:: EXCERPT ::

There appears to be a misconception among certain scenes that spoken word vocals automatically ensure a level of intense passion regardless of the lyrics themselves. Of course, there’s vast amounts of groups who utilize this vocal technique to emphasise emotion beautifully. But in contrast, in the event of a debate to disapprove this claim; this album would be the perfect example. For the most part the dead pan and stoic delivery of lyrics here rapidly becomes tiresomely monotonous and does little to animate Smith’s rapid fire incoherent ramblings. If there was a level of contrast and juxtaposition within such vocal techniques it may prove to be more effective, but the unceasing onslaught ever erodes the substance carried within the lyrics.

:::
:: STUDY MATERIAL ::

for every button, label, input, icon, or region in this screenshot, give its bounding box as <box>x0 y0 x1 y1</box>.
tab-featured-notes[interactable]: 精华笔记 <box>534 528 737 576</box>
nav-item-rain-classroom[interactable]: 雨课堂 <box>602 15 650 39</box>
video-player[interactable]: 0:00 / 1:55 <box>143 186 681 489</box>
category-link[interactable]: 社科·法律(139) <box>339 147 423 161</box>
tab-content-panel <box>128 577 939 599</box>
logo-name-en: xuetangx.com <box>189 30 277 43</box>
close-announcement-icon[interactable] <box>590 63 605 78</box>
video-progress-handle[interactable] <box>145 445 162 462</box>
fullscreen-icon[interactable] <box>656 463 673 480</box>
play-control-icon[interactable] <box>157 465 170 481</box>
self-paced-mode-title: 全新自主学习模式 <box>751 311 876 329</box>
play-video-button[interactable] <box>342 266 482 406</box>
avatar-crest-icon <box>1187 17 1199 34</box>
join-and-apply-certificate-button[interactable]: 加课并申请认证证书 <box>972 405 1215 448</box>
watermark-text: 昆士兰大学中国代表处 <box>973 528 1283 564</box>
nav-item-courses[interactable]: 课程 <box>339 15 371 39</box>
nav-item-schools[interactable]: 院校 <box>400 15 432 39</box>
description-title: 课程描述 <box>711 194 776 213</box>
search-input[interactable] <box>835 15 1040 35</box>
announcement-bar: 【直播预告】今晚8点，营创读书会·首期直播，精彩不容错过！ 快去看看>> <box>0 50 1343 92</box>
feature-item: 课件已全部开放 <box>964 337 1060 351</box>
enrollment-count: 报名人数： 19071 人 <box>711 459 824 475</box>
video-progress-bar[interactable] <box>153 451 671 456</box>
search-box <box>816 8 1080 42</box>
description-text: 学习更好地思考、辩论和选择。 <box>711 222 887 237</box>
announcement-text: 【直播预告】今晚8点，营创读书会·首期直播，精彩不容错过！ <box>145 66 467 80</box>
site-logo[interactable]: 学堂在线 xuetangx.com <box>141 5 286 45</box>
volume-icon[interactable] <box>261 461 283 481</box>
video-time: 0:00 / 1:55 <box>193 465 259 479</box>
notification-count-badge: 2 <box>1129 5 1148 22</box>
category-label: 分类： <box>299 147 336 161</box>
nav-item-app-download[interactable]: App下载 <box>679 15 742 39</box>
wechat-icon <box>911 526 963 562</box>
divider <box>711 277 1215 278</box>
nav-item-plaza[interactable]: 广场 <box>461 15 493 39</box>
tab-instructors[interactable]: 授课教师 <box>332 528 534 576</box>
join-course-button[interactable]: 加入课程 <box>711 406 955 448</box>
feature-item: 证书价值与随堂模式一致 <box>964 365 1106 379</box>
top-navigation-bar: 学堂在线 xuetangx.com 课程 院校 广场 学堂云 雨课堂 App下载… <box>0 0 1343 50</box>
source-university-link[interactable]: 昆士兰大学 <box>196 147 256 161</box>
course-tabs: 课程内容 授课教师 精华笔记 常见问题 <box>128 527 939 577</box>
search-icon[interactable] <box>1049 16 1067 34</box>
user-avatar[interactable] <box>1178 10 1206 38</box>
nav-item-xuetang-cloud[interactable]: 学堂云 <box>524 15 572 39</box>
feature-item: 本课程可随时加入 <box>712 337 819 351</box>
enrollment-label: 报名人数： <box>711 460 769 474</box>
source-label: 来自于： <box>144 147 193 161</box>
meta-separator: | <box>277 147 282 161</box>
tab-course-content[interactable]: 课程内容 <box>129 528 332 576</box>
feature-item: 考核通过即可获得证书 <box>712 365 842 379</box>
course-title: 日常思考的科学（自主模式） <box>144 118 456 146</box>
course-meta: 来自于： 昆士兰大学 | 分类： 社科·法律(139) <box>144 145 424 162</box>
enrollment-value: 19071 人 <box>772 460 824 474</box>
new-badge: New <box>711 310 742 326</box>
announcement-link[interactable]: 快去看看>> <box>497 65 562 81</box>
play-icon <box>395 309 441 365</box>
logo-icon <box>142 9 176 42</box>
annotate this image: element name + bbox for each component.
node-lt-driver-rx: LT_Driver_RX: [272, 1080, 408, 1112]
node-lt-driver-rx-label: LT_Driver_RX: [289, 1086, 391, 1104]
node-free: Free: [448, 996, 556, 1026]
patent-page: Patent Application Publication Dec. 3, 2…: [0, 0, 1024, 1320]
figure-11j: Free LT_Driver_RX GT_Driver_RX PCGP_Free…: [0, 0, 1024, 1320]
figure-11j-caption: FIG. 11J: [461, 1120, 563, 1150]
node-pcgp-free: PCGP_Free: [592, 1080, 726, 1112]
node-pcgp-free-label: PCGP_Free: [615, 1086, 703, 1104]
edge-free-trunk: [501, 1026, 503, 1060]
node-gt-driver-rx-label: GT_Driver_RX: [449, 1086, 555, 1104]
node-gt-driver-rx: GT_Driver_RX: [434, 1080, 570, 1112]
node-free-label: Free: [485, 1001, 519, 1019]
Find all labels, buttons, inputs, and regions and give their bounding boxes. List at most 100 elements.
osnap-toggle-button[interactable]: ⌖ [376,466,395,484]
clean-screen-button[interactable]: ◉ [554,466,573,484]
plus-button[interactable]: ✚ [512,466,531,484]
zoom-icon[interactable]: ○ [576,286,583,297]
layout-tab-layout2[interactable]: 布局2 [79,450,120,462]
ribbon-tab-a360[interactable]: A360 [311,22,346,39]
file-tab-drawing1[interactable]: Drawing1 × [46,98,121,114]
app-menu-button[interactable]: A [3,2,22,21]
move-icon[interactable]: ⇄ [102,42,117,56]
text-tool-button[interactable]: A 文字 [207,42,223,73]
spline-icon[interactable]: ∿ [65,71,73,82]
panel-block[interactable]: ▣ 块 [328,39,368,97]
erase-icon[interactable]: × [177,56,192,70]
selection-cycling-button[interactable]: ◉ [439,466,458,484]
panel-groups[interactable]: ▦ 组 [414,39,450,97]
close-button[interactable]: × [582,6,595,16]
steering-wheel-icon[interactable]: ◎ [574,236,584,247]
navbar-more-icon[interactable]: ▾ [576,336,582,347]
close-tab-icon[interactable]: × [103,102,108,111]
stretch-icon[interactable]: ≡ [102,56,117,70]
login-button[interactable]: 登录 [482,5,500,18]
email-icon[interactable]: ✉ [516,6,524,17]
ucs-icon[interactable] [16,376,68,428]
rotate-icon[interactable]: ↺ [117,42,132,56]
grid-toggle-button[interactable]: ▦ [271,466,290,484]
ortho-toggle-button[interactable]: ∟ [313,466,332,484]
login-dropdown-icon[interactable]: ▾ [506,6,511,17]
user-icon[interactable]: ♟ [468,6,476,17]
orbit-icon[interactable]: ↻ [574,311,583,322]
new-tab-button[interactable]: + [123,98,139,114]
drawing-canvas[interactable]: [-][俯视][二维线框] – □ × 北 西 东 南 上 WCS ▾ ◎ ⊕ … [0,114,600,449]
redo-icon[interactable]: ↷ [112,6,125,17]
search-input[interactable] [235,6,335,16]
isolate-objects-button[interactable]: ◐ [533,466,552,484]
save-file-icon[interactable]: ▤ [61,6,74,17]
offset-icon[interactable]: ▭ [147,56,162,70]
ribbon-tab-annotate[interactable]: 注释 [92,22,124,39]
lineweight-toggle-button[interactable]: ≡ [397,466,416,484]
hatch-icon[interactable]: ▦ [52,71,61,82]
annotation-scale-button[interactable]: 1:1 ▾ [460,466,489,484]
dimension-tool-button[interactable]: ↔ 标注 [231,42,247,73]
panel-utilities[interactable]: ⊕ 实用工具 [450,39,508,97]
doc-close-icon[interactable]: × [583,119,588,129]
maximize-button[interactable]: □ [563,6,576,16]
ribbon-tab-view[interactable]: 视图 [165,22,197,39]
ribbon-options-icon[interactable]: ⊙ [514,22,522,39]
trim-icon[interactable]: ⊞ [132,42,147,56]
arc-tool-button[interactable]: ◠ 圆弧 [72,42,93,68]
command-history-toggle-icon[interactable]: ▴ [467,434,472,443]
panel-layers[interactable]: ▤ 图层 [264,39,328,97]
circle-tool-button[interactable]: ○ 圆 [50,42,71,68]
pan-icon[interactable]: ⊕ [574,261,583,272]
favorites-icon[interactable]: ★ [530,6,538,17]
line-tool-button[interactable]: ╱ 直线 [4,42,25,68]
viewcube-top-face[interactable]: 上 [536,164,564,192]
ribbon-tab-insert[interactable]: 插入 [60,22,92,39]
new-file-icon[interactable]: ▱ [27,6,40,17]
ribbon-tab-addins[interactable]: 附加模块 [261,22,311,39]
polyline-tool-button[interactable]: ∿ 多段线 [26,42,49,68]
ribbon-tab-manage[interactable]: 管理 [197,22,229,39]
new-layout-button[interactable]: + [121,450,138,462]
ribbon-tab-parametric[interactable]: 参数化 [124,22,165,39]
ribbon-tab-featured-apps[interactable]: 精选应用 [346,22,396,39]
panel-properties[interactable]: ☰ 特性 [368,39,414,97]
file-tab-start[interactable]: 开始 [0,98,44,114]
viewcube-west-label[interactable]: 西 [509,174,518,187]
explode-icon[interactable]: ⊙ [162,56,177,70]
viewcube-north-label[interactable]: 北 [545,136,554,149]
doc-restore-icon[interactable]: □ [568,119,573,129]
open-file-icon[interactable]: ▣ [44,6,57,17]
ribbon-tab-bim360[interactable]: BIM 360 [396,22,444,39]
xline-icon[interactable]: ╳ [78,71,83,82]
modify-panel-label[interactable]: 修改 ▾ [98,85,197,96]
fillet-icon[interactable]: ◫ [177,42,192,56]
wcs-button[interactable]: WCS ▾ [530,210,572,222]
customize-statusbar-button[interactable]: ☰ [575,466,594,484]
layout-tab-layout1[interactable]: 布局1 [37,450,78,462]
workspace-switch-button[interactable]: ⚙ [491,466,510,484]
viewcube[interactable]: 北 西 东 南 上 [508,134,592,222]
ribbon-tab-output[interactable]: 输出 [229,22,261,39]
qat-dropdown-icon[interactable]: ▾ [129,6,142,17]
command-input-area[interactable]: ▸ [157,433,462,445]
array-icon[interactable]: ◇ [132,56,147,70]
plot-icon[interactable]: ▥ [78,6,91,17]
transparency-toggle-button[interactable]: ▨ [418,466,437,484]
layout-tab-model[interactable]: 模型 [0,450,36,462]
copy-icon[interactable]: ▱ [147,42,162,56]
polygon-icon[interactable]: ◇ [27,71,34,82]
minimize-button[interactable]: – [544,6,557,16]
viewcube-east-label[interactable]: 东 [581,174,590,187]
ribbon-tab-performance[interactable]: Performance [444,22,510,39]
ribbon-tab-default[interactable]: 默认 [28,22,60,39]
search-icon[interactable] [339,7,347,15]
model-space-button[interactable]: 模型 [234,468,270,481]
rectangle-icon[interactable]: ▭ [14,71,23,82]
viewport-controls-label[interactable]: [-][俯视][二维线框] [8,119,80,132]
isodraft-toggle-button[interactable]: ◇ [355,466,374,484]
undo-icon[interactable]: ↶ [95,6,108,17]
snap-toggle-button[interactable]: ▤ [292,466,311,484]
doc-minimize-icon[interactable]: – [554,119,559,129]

:::

### PROBLEMS TO SOLVE:
A - List every adverb ending in "-ly" that appears in the album review.
B - In the album review, what does the unceasing onslaught erode?
C - Please carry on the album review from its last sentence.

### ANSWER SET:
A - automatically, beautifully, rapidly, tiresomely

B - It erodes the substance carried within the lyrics.

C -
Of course, the rudimental element of this act is the lyrical concepts found within the poetry, but much like previous releases from this act, the direct focus is on personal relationships. It certainly feels like a bit of a rehash of concepts of previous work; there’s only so many times you can explore the tribulations of your own personal relationships before it delves into a slight level of narcissism. As for the lyrics exploring this subject, well if you’re familiar with this act, you know what awaits you. Certainly, it’s a step up from the poorly constructed metaphors that were originally scribbled on the back of a maths class text book, but the ambiguously cliched prose remain.
Despite this criticism, there are some surprising moments of creativity and substance to be found within this release. Lead single ‘Celebration’ takes a welcome detour from the topic of personal issues to satirically explore the issue of external pressure when creating content and plays host to a more conventional structure. The contrast between Smith’s spoken word and the infectiously catchy chorus is a refreshing treat following a sting of mechanically wearisome tracks.
In relation, whilst the vast majority of the spoken word exclusive tracks offer very little to the average listener, the sheer level of aggression and frustration found within ‘Where I Am’ is absolutely inarguable. The slowly unravelling catharsis found within Smith’s wavering harsh vocals are accompanied with a bleakly simplistic riff that only adds volumes to the emotion; a direct divergence to the majority of delivery featured here.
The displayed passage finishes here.